---- RECORD EXTRACTS

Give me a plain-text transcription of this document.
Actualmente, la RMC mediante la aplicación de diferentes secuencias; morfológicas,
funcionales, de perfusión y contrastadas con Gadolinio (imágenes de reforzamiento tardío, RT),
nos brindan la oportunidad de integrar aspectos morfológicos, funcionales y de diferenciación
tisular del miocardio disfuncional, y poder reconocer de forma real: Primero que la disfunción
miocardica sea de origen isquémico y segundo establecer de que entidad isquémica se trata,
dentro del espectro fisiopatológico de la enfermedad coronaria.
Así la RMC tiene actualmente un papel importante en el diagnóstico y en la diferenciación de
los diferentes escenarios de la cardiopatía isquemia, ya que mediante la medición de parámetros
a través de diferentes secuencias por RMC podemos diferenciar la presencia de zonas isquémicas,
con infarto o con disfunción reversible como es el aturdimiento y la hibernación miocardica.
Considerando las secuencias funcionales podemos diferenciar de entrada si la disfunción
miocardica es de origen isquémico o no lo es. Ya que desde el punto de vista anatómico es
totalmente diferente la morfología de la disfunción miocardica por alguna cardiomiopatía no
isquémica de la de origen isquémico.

--------

**WHAT IS BEING ASKED:**
A single number is required: the count of lines in the entries that include the word "miocardica".

**SOLUTION:**
4